Pull out every line of the listing below where "Hoch" appears.

[Dataset records]
--

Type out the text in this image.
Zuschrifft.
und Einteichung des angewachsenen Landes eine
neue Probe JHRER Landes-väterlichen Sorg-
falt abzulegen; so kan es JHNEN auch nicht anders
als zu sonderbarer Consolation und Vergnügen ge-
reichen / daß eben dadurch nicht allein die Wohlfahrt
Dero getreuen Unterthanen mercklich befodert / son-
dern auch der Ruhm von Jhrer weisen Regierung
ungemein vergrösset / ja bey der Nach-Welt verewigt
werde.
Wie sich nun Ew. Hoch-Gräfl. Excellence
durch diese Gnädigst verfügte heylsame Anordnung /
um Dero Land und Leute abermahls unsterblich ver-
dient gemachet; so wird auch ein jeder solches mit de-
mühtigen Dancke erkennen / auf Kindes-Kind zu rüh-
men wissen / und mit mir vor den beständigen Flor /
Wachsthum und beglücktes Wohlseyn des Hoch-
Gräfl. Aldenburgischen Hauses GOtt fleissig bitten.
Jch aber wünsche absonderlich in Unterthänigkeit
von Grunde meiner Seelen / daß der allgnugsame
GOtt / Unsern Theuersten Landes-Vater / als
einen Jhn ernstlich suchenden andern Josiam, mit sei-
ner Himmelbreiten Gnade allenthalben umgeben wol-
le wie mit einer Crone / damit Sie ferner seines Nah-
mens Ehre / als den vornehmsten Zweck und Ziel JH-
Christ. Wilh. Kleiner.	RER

--

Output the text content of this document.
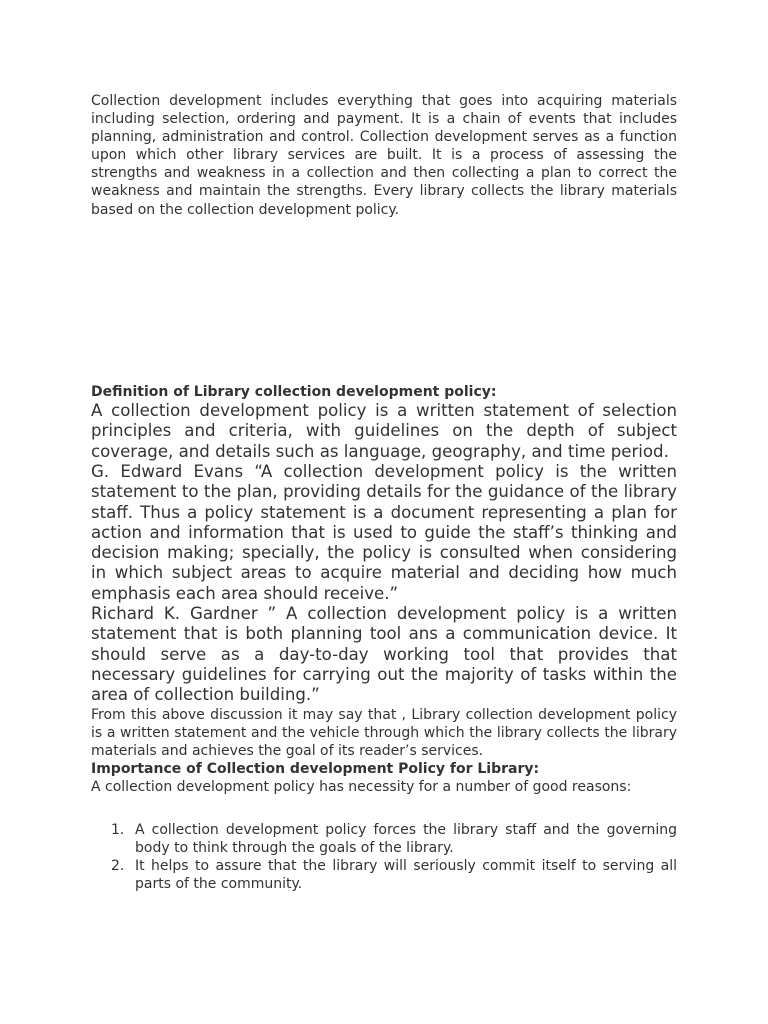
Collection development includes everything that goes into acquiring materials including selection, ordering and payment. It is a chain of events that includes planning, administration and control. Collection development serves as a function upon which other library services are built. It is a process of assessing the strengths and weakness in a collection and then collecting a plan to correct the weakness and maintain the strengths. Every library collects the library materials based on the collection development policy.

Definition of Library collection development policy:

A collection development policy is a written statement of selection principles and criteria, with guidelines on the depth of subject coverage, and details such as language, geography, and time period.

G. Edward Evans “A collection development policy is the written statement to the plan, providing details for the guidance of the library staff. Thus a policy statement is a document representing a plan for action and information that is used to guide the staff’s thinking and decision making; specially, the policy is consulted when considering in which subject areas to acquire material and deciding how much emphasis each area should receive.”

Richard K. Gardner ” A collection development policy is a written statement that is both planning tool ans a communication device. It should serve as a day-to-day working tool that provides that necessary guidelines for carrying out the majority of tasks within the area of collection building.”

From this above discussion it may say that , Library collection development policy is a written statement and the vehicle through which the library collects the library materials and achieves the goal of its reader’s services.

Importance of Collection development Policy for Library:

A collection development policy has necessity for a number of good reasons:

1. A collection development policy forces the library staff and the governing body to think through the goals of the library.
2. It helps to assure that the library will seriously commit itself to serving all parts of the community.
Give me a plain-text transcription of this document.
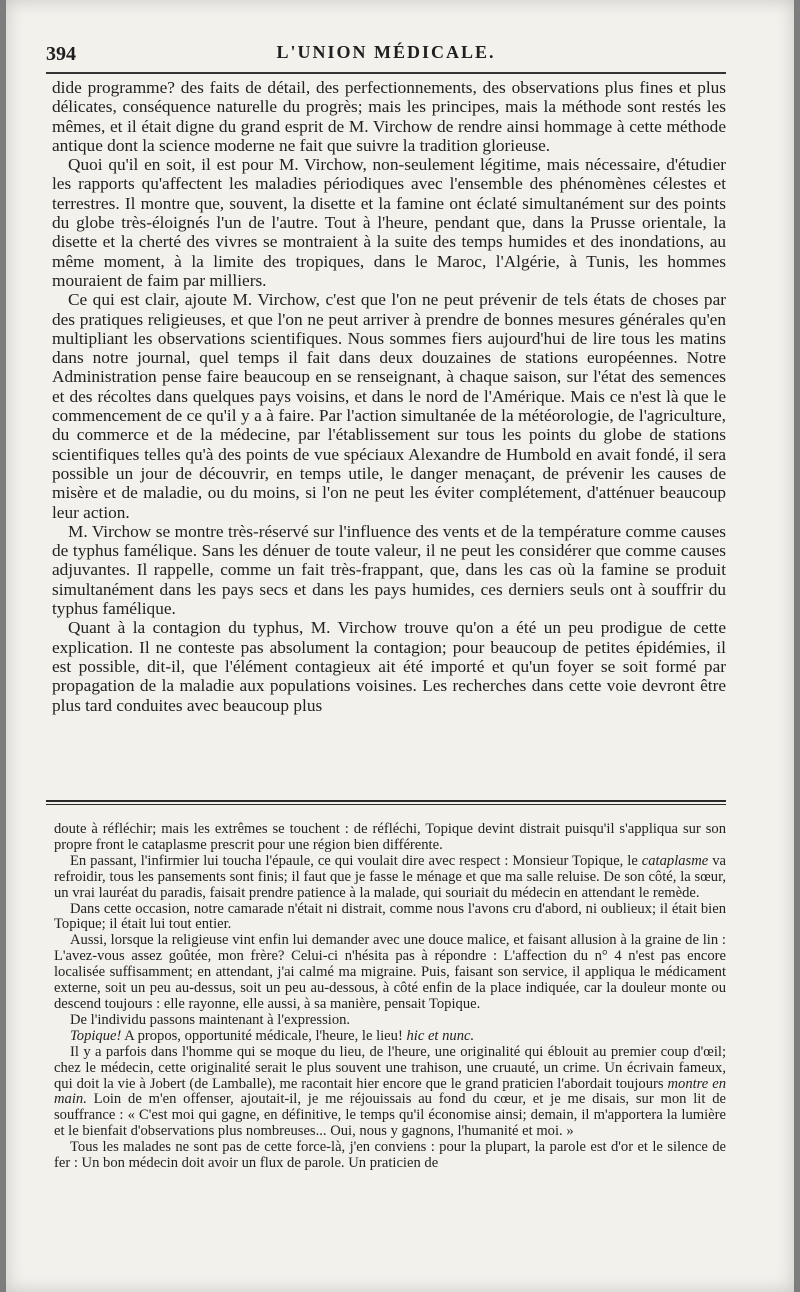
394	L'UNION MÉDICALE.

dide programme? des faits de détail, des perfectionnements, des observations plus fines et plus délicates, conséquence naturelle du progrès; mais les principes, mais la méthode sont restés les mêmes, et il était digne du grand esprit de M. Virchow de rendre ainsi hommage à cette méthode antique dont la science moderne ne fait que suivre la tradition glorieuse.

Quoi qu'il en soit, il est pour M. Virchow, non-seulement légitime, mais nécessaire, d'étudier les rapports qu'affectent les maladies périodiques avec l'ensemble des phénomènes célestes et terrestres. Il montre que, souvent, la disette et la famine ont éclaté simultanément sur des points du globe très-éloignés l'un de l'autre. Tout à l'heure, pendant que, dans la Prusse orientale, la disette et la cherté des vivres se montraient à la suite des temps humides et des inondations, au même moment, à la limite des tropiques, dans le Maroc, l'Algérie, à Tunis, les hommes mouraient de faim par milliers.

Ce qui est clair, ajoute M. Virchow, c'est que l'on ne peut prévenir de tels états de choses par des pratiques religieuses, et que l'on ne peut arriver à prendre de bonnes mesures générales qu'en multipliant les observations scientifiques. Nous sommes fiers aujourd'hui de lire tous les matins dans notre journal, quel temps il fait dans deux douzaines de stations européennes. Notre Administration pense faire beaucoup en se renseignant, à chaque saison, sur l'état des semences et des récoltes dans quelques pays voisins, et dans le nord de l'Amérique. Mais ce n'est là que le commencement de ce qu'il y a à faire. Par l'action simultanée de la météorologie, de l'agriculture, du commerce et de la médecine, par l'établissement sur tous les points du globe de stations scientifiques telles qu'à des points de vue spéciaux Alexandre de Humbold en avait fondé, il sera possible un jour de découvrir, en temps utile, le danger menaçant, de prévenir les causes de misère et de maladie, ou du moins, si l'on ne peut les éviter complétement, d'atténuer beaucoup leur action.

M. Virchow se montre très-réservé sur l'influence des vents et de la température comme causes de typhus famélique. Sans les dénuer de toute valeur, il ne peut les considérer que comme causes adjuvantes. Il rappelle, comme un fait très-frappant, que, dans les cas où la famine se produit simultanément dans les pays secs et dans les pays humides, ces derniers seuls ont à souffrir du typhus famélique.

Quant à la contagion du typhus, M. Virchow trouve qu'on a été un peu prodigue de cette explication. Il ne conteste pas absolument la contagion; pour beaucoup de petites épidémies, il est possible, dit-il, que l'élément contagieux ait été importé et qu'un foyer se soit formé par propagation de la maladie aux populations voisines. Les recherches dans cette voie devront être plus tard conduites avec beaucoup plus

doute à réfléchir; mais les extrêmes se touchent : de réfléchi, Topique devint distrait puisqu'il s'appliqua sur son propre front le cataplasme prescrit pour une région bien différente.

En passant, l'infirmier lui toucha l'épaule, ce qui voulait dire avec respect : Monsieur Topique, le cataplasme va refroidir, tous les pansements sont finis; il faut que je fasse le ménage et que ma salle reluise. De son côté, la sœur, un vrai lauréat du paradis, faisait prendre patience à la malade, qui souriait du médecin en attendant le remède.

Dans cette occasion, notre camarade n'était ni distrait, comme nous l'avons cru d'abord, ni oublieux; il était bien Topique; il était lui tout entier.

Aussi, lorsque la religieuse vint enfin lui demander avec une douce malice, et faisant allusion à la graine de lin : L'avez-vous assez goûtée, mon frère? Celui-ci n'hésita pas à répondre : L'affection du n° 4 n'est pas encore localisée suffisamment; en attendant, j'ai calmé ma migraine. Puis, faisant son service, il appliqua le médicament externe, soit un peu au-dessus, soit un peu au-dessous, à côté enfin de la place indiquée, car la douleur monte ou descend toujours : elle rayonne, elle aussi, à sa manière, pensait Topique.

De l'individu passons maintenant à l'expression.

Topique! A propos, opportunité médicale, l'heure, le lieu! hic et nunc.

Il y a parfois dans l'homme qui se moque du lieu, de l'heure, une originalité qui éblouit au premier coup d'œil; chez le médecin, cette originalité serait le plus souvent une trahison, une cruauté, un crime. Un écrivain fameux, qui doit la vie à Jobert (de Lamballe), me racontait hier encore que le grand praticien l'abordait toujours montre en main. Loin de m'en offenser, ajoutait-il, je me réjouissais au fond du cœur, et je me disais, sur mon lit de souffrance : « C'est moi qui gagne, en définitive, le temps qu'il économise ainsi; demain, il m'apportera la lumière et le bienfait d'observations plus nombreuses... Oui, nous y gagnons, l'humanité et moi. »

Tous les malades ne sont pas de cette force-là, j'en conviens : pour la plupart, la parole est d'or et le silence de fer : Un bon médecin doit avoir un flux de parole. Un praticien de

--

* Output for this task:
Wie sich nun Ew. Hoch-Gräfl. Excellence
Wachsthum und beglücktes Wohlseyn des Hoch-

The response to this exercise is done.